*Problem to solve*.
Every entry must be given again exactly.

Start

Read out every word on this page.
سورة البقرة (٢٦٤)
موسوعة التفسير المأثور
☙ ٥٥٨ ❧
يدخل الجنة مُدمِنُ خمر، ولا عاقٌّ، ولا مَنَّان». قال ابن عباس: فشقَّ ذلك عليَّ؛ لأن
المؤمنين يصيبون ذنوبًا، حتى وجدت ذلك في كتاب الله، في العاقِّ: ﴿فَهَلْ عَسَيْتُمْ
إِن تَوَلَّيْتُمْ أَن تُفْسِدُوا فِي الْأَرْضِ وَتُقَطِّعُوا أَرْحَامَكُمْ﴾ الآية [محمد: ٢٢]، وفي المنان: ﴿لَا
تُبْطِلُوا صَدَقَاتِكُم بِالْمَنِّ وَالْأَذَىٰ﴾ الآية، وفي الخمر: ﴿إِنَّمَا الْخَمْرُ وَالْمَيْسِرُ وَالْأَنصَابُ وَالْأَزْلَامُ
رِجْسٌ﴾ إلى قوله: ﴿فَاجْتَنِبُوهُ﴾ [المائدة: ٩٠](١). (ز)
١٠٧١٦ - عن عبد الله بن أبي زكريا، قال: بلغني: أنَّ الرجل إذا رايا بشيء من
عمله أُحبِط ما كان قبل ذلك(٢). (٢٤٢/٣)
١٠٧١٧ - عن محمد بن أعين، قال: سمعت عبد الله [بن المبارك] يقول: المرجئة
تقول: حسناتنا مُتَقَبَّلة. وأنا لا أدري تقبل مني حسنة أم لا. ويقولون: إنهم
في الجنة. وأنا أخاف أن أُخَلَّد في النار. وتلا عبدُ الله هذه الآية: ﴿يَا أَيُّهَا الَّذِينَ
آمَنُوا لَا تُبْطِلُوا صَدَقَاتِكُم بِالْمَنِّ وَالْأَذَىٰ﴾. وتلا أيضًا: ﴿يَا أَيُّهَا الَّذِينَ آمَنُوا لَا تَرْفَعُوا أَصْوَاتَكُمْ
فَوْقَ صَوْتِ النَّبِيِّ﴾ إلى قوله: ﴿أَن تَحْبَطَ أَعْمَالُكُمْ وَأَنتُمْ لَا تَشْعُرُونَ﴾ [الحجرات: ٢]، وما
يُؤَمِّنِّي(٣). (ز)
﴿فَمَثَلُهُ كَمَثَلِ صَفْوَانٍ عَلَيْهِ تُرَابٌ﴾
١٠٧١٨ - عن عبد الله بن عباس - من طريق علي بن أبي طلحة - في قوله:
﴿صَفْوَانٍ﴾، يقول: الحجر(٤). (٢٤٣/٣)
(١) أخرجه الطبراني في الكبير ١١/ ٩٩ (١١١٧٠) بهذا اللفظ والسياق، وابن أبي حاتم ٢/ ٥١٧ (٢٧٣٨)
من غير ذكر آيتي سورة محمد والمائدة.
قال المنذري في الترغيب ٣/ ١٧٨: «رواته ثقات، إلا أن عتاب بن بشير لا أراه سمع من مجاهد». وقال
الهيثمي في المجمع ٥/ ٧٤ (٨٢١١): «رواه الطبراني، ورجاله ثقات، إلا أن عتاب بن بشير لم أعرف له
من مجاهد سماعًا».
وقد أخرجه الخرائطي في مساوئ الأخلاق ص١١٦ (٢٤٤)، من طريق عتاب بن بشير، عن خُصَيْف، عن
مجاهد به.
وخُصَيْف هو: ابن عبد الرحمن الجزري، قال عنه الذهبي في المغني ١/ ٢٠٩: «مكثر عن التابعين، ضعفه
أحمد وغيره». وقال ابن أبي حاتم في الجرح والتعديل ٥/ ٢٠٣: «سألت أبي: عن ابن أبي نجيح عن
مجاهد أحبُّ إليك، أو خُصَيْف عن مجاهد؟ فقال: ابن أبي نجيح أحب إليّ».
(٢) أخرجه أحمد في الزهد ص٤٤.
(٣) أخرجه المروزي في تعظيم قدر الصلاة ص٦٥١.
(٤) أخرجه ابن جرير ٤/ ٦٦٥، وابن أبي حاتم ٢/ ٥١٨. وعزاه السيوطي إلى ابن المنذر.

End

*Worked answer*.
Read out every word on this page.
سورة البقرة (٢٦٤)
موسوعة التفسير المأثور
☙ ٥٥٨ ❧
يدخل الجنة مُدمِنُ خمر، ولا عاقٌّ، ولا مَنَّان». قال ابن عباس: فشقَّ ذلك عليَّ؛ لأن
المؤمنين يصيبون ذنوبًا، حتى وجدت ذلك في كتاب الله، في العاقِّ: ﴿فَهَلْ عَسَيْتُمْ
إِن تَوَلَّيْتُمْ أَن تُفْسِدُوا فِي الْأَرْضِ وَتُقَطِّعُوا أَرْحَامَكُمْ﴾ الآية [محمد: ٢٢]، وفي المنان: ﴿لَا
تُبْطِلُوا صَدَقَاتِكُم بِالْمَنِّ وَالْأَذَىٰ﴾ الآية، وفي الخمر: ﴿إِنَّمَا الْخَمْرُ وَالْمَيْسِرُ وَالْأَنصَابُ وَالْأَزْلَامُ
رِجْسٌ﴾ إلى قوله: ﴿فَاجْتَنِبُوهُ﴾ [المائدة: ٩٠](١). (ز)
١٠٧١٦ - عن عبد الله بن أبي زكريا، قال: بلغني: أنَّ الرجل إذا رايا بشيء من
عمله أُحبِط ما كان قبل ذلك(٢). (٢٤٢/٣)
١٠٧١٧ - عن محمد بن أعين، قال: سمعت عبد الله [بن المبارك] يقول: المرجئة
تقول: حسناتنا مُتَقَبَّلة. وأنا لا أدري تقبل مني حسنة أم لا. ويقولون: إنهم
في الجنة. وأنا أخاف أن أُخَلَّد في النار. وتلا عبدُ الله هذه الآية: ﴿يَا أَيُّهَا الَّذِينَ
آمَنُوا لَا تُبْطِلُوا صَدَقَاتِكُم بِالْمَنِّ وَالْأَذَىٰ﴾. وتلا أيضًا: ﴿يَا أَيُّهَا الَّذِينَ آمَنُوا لَا تَرْفَعُوا أَصْوَاتَكُمْ
فَوْقَ صَوْتِ النَّبِيِّ﴾ إلى قوله: ﴿أَن تَحْبَطَ أَعْمَالُكُمْ وَأَنتُمْ لَا تَشْعُرُونَ﴾ [الحجرات: ٢]، وما
يُؤَمِّنِّي(٣). (ز)
﴿فَمَثَلُهُ كَمَثَلِ صَفْوَانٍ عَلَيْهِ تُرَابٌ﴾
١٠٧١٨ - عن عبد الله بن عباس - من طريق علي بن أبي طلحة - في قوله:
﴿صَفْوَانٍ﴾، يقول: الحجر(٤). (٢٤٣/٣)
(١) أخرجه الطبراني في الكبير ١١/ ٩٩ (١١١٧٠) بهذا اللفظ والسياق، وابن أبي حاتم ٢/ ٥١٧ (٢٧٣٨)
من غير ذكر آيتي سورة محمد والمائدة.
قال المنذري في الترغيب ٣/ ١٧٨: «رواته ثقات، إلا أن عتاب بن بشير لا أراه سمع من مجاهد». وقال
الهيثمي في المجمع ٥/ ٧٤ (٨٢١١): «رواه الطبراني، ورجاله ثقات، إلا أن عتاب بن بشير لم أعرف له
من مجاهد سماعًا».
وقد أخرجه الخرائطي في مساوئ الأخلاق ص١١٦ (٢٤٤)، من طريق عتاب بن بشير، عن خُصَيْف، عن
مجاهد به.
وخُصَيْف هو: ابن عبد الرحمن الجزري، قال عنه الذهبي في المغني ١/ ٢٠٩: «مكثر عن التابعين، ضعفه
أحمد وغيره». وقال ابن أبي حاتم في الجرح والتعديل ٥/ ٢٠٣: «سألت أبي: عن ابن أبي نجيح عن
مجاهد أحبُّ إليك، أو خُصَيْف عن مجاهد؟ فقال: ابن أبي نجيح أحب إليّ».
(٢) أخرجه أحمد في الزهد ص٤٤.
(٣) أخرجه المروزي في تعظيم قدر الصلاة ص٦٥١.
(٤) أخرجه ابن جرير ٤/ ٦٦٥، وابن أبي حاتم ٢/ ٥١٨. وعزاه السيوطي إلى ابن المنذر.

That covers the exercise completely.